[Extracted records]
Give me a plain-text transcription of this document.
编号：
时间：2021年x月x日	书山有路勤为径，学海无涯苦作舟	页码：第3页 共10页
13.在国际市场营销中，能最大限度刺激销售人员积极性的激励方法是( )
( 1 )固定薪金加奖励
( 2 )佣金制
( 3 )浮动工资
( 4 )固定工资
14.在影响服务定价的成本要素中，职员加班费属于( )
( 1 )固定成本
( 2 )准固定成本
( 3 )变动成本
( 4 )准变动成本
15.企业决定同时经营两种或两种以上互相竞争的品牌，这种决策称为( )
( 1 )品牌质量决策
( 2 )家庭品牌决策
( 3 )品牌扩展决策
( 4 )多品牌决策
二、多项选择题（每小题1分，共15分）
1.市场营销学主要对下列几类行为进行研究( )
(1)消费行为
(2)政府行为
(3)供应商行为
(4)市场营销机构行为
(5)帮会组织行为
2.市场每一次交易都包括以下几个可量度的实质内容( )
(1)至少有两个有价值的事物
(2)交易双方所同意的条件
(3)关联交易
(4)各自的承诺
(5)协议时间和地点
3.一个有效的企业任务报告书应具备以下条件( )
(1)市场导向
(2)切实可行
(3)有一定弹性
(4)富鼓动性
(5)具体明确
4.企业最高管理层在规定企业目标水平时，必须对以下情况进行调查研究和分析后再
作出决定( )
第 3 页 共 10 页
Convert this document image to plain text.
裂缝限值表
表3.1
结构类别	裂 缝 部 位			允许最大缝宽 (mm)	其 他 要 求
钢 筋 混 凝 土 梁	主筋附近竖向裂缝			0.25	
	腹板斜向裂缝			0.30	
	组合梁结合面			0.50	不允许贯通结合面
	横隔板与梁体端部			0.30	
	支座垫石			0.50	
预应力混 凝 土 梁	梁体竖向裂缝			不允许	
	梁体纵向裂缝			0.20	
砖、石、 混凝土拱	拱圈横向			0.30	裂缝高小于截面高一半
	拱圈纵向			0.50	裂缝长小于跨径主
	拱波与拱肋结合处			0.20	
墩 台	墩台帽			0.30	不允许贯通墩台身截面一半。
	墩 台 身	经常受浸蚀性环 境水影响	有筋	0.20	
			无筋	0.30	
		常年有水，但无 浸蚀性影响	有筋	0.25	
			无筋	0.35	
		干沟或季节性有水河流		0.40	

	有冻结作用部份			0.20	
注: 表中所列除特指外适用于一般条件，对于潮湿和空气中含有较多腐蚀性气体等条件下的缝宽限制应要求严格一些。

Written task: From the preceding material, extract every line exactly.

Solution:
Give me a plain-text transcription of this document.
编号：
时间：2021年x月x日	书山有路勤为径，学海无涯苦作舟	页码：第3页 共10页
13.在国际市场营销中，能最大限度刺激销售人员积极性的激励方法是( )
( 1 )固定薪金加奖励
( 2 )佣金制
( 3 )浮动工资
( 4 )固定工资
14.在影响服务定价的成本要素中，职员加班费属于( )
( 1 )固定成本
( 2 )准固定成本
( 3 )变动成本
( 4 )准变动成本
15.企业决定同时经营两种或两种以上互相竞争的品牌，这种决策称为( )
( 1 )品牌质量决策
( 2 )家庭品牌决策
( 3 )品牌扩展决策
( 4 )多品牌决策
二、多项选择题（每小题1分，共15分）
1.市场营销学主要对下列几类行为进行研究( )
(1)消费行为
(2)政府行为
(3)供应商行为
(4)市场营销机构行为
(5)帮会组织行为
2.市场每一次交易都包括以下几个可量度的实质内容( )
(1)至少有两个有价值的事物
(2)交易双方所同意的条件
(3)关联交易
(4)各自的承诺
(5)协议时间和地点
3.一个有效的企业任务报告书应具备以下条件( )
(1)市场导向
(2)切实可行
(3)有一定弹性
(4)富鼓动性
(5)具体明确
4.企业最高管理层在规定企业目标水平时，必须对以下情况进行调查研究和分析后再
作出决定( )
第 3 页 共 10 页
Convert this document image to plain text.
裂缝限值表
表3.1
结构类别	裂 缝 部 位			允许最大缝宽 (mm)	其 他 要 求
钢 筋 混 凝 土 梁	主筋附近竖向裂缝			0.25	
	腹板斜向裂缝			0.30	
	组合梁结合面			0.50	不允许贯通结合面
	横隔板与梁体端部			0.30	
	支座垫石			0.50	
预应力混 凝 土 梁	梁体竖向裂缝			不允许	
	梁体纵向裂缝			0.20	
砖、石、 混凝土拱	拱圈横向			0.30	裂缝高小于截面高一半
	拱圈纵向			0.50	裂缝长小于跨径主
	拱波与拱肋结合处			0.20	
墩 台	墩台帽			0.30	不允许贯通墩台身截面一半。
	墩 台 身	经常受浸蚀性环 境水影响	有筋	0.20	
			无筋	0.30	
		常年有水，但无 浸蚀性影响	有筋	0.25	
			无筋	0.35	
		干沟或季节性有水河流		0.40	

	有冻结作用部份			0.20	
注: 表中所列除特指外适用于一般条件，对于潮湿和空气中含有较多腐蚀性气体等条件下的缝宽限制应要求严格一些。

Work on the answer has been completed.